(Beginning of TASK INPUTS)
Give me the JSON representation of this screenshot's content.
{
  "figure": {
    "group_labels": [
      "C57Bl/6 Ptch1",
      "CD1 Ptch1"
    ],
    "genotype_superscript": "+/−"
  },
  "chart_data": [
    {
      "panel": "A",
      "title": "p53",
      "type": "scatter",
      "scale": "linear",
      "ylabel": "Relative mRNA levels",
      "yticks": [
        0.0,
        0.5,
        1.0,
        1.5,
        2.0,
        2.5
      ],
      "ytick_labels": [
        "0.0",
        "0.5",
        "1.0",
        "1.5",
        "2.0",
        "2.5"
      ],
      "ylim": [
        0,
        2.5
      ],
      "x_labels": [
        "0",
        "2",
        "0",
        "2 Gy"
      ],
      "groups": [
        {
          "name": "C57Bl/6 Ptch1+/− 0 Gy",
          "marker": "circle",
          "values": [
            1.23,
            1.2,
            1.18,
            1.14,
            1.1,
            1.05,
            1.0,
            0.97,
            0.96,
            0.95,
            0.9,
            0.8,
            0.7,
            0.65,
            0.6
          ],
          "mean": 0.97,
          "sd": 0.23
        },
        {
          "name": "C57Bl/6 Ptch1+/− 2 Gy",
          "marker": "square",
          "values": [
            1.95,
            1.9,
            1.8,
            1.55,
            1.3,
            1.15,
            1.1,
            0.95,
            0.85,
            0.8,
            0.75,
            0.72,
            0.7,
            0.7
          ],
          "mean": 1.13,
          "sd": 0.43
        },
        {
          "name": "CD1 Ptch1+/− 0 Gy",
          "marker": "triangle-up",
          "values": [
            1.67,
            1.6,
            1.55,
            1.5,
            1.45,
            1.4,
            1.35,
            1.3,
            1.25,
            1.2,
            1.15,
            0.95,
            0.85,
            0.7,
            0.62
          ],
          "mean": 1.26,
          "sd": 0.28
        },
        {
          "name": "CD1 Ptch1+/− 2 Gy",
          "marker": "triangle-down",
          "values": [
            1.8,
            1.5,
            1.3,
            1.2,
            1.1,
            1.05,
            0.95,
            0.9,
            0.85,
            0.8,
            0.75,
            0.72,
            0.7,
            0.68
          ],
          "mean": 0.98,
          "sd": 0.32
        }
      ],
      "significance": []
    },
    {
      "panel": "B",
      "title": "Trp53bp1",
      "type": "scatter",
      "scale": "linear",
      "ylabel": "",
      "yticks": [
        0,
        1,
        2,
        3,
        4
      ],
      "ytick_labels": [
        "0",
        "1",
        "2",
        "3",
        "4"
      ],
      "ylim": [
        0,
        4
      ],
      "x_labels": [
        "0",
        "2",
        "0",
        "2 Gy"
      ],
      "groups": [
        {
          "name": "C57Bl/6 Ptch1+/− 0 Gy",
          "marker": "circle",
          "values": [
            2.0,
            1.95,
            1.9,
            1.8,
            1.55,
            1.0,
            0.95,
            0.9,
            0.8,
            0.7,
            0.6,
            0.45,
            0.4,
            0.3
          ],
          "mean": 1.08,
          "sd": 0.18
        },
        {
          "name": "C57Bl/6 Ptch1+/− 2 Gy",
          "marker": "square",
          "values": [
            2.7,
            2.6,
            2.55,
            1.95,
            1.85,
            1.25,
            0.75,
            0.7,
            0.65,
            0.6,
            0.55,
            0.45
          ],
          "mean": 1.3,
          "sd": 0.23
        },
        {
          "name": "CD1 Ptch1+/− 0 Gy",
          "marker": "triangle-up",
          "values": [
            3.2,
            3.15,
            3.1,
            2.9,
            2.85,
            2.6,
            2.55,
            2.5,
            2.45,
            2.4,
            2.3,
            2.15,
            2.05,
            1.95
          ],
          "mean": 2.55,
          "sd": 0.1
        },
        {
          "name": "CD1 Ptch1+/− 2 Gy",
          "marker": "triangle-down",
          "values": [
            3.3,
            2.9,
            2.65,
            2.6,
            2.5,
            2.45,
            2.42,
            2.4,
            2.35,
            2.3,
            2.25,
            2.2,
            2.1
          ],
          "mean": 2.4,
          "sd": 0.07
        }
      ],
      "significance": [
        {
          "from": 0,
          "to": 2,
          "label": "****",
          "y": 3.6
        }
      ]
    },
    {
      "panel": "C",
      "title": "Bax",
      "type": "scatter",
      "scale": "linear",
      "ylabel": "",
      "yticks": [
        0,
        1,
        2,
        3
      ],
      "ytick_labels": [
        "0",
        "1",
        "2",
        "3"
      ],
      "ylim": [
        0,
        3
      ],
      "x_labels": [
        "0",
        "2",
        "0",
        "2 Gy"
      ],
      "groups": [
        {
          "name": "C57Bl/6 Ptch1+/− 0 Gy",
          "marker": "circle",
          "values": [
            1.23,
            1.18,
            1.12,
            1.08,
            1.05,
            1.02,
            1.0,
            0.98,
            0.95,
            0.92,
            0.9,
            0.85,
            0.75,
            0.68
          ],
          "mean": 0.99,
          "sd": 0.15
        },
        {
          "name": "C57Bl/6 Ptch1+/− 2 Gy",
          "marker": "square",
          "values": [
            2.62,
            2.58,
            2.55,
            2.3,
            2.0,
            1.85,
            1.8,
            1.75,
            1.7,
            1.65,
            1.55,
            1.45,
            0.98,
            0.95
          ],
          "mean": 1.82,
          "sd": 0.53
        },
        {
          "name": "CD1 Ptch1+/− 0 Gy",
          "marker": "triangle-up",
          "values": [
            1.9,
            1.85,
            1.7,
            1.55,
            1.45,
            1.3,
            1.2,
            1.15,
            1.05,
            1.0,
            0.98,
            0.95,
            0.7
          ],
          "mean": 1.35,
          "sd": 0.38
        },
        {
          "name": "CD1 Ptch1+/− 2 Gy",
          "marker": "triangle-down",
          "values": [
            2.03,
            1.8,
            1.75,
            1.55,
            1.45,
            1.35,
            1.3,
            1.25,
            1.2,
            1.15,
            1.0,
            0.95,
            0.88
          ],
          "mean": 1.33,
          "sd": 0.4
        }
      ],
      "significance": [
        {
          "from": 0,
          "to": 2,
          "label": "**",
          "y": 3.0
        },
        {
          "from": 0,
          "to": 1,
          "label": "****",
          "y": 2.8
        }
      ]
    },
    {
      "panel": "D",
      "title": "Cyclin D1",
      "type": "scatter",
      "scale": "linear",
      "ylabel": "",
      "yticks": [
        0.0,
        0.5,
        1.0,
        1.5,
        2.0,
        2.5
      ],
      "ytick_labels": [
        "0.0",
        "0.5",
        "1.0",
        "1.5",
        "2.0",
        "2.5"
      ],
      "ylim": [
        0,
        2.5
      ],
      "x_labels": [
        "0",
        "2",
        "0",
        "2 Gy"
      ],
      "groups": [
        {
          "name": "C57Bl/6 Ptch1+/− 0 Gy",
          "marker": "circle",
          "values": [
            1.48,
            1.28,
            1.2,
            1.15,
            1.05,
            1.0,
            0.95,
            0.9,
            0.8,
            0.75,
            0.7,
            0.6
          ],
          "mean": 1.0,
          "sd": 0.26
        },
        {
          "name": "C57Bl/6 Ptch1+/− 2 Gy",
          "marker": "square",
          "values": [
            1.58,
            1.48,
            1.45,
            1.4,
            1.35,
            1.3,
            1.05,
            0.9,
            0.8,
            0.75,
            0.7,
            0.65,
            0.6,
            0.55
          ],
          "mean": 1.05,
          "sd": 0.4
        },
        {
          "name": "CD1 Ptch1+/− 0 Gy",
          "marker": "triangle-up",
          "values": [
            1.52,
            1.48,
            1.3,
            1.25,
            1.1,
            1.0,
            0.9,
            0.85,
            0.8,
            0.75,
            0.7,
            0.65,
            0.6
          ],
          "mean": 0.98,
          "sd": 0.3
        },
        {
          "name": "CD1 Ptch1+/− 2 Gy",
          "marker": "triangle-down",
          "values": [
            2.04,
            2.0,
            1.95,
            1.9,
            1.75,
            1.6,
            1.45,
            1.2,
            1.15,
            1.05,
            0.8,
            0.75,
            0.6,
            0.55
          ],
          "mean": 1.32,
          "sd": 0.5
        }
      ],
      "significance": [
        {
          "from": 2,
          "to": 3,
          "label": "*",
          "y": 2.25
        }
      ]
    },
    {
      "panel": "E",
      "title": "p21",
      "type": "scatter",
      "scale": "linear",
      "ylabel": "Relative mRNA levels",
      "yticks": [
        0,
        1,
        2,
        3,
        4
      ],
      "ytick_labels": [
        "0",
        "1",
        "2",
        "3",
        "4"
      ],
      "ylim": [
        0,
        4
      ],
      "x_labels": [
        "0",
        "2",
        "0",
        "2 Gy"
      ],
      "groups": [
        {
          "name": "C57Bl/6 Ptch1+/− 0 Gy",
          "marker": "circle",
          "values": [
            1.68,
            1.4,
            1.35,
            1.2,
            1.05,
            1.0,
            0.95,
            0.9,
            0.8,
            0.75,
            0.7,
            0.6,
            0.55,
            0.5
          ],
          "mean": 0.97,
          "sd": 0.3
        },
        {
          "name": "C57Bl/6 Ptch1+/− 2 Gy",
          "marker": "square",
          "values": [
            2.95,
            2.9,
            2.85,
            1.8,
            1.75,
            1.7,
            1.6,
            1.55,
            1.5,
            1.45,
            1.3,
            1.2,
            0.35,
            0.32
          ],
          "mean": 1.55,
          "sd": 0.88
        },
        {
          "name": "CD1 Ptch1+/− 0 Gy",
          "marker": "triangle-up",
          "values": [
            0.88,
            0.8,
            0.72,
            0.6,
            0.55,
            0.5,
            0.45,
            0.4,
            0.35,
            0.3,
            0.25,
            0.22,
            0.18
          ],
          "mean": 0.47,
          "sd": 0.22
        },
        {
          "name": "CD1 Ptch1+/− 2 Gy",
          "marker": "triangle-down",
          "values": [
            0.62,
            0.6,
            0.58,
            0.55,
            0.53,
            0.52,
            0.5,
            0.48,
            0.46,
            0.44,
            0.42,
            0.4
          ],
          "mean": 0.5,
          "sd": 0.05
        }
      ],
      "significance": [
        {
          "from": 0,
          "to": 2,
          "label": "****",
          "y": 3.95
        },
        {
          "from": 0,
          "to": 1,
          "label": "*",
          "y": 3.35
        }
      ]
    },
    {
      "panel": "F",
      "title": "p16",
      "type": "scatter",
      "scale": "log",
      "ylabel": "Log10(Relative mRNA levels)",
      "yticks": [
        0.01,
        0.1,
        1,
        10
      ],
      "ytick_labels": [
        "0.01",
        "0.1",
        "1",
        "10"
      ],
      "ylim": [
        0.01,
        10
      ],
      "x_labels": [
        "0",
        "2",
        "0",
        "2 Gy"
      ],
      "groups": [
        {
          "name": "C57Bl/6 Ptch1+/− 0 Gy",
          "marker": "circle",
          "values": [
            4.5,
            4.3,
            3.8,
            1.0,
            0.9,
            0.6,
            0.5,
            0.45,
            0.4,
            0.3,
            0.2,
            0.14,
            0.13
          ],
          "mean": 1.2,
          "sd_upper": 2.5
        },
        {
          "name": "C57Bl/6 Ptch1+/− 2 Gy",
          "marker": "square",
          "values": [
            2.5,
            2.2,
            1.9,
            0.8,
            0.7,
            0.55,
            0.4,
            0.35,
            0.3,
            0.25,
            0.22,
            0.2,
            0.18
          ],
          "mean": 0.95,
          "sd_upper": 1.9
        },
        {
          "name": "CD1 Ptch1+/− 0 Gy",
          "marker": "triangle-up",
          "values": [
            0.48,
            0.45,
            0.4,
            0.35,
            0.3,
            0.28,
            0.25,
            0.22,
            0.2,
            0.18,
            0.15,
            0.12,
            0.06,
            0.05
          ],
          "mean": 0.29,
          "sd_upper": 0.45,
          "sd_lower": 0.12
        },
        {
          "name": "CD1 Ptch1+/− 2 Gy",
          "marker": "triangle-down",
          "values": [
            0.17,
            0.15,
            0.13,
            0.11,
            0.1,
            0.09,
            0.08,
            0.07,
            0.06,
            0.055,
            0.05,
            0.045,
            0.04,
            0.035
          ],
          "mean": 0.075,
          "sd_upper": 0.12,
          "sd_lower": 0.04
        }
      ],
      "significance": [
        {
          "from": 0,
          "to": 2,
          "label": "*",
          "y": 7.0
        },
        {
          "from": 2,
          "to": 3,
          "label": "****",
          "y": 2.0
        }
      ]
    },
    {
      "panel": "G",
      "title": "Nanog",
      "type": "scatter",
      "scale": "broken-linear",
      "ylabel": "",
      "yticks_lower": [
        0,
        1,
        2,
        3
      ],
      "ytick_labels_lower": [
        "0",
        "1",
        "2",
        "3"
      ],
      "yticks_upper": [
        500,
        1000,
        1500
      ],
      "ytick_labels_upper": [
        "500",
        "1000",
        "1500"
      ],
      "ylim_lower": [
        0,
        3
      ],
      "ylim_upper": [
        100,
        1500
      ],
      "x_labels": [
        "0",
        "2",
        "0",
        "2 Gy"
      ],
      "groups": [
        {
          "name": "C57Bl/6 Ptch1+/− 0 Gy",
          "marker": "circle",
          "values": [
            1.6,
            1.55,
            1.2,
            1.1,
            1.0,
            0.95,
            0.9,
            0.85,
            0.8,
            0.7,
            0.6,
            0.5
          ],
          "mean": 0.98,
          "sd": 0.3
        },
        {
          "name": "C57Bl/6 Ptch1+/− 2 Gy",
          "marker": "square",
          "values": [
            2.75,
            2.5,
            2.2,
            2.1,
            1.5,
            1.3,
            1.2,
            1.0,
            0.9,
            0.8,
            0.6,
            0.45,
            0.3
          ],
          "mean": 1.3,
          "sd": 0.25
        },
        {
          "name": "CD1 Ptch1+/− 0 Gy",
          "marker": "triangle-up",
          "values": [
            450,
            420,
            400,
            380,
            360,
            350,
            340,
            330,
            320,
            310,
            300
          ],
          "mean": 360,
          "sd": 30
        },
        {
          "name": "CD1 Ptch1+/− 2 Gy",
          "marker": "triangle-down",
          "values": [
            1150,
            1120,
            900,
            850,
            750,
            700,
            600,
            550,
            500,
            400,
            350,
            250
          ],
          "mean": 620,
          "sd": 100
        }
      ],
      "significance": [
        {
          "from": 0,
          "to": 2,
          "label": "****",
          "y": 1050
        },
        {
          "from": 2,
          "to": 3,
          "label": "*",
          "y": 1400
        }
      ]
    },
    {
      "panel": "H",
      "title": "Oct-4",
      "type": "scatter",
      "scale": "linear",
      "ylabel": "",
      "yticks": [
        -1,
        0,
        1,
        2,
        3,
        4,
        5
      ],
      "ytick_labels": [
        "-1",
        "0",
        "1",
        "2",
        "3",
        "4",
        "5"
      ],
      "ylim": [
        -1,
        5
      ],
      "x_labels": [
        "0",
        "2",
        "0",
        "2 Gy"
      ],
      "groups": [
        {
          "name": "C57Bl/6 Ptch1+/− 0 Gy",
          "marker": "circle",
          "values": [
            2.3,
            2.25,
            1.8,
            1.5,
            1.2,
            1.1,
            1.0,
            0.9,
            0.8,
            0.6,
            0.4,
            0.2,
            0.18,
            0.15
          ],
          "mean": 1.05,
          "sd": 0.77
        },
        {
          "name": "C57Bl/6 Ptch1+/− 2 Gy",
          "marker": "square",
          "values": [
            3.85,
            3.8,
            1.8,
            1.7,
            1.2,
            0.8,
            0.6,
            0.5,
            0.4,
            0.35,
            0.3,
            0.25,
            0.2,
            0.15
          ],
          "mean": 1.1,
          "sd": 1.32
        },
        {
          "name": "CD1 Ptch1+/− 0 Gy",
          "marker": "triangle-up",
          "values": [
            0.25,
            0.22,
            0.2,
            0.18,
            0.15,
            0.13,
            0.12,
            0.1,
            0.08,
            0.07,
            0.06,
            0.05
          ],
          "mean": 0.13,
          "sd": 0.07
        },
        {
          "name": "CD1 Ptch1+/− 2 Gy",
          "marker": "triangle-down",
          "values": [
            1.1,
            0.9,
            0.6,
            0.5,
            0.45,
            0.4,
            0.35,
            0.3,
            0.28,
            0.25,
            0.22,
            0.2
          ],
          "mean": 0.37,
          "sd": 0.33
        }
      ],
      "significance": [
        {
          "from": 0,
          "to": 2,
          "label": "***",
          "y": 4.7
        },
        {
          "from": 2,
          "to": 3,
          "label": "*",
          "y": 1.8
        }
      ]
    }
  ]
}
(End of TASK INPUTS)
Read each line of the material, and wherever the word "panel" turns up, copy that line.

      "panel": "A",
      "panel": "B",
      "panel": "C",
      "panel": "D",
      "panel": "E",
      "panel": "F",
      "panel": "G",
      "panel": "H",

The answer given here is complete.